* Start *

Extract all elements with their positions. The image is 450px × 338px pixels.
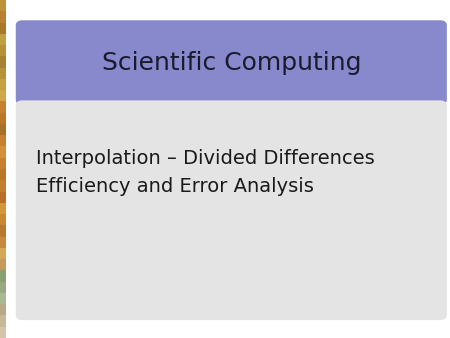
Bar	[0, 146, 6, 158]
Bar	[0, 214, 6, 225]
Bar	[0, 293, 6, 304]
Bar	[0, 45, 6, 56]
Bar	[0, 23, 6, 34]
Bar	[0, 203, 6, 214]
FancyBboxPatch shape	[16, 100, 447, 320]
Bar	[0, 327, 6, 338]
Bar	[0, 56, 6, 68]
Bar	[0, 113, 6, 124]
Bar	[0, 237, 6, 248]
Bar	[0, 270, 6, 282]
FancyBboxPatch shape	[16, 20, 447, 105]
Bar	[0, 248, 6, 259]
Bar	[0, 315, 6, 327]
Bar	[0, 124, 6, 135]
Bar	[0, 169, 6, 180]
Bar	[0, 225, 6, 237]
Bar	[0, 34, 6, 45]
Bar	[0, 158, 6, 169]
Bar	[0, 0, 6, 11]
Bar	[0, 192, 6, 203]
Bar	[0, 11, 6, 23]
Bar	[0, 90, 6, 101]
Bar	[0, 68, 6, 79]
Bar	[0, 79, 6, 90]
Bar	[0, 259, 6, 270]
Text: Scientific Computing: Scientific Computing	[102, 50, 361, 75]
Bar	[0, 304, 6, 315]
Text: Interpolation – Divided Differences
Efficiency and Error Analysis: Interpolation – Divided Differences Effi…	[36, 149, 375, 196]
Bar	[0, 101, 6, 113]
Bar	[0, 282, 6, 293]
Bar	[0, 135, 6, 146]
Bar	[0, 180, 6, 192]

* End *

Challenge: Transcribe these lines word for word, but leave the picture out of your copy.

Exercise response:
Extract all elements with their positions. The image is 450px × 338px pixels.
Bar	[0, 146, 6, 158]
Bar	[0, 214, 6, 225]
Bar	[0, 293, 6, 304]
Bar	[0, 45, 6, 56]
Bar	[0, 23, 6, 34]
Bar	[0, 203, 6, 214]
FancyBboxPatch shape	[16, 100, 447, 320]
Bar	[0, 327, 6, 338]
Bar	[0, 56, 6, 68]
Bar	[0, 113, 6, 124]
Bar	[0, 237, 6, 248]
Bar	[0, 270, 6, 282]
FancyBboxPatch shape	[16, 20, 447, 105]
Bar	[0, 248, 6, 259]
Bar	[0, 315, 6, 327]
Bar	[0, 124, 6, 135]
Bar	[0, 169, 6, 180]
Bar	[0, 225, 6, 237]
Bar	[0, 34, 6, 45]
Bar	[0, 158, 6, 169]
Bar	[0, 0, 6, 11]
Bar	[0, 192, 6, 203]
Bar	[0, 11, 6, 23]
Bar	[0, 90, 6, 101]
Bar	[0, 68, 6, 79]
Bar	[0, 79, 6, 90]
Bar	[0, 259, 6, 270]
Text: Scientific Computing: Scientific Computing	[102, 50, 361, 75]
Bar	[0, 304, 6, 315]
Text: Interpolation – Divided Differences
Efficiency and Error Analysis: Interpolation – Divided Differences Effi…	[36, 149, 375, 196]
Bar	[0, 101, 6, 113]
Bar	[0, 282, 6, 293]
Bar	[0, 135, 6, 146]
Bar	[0, 180, 6, 192]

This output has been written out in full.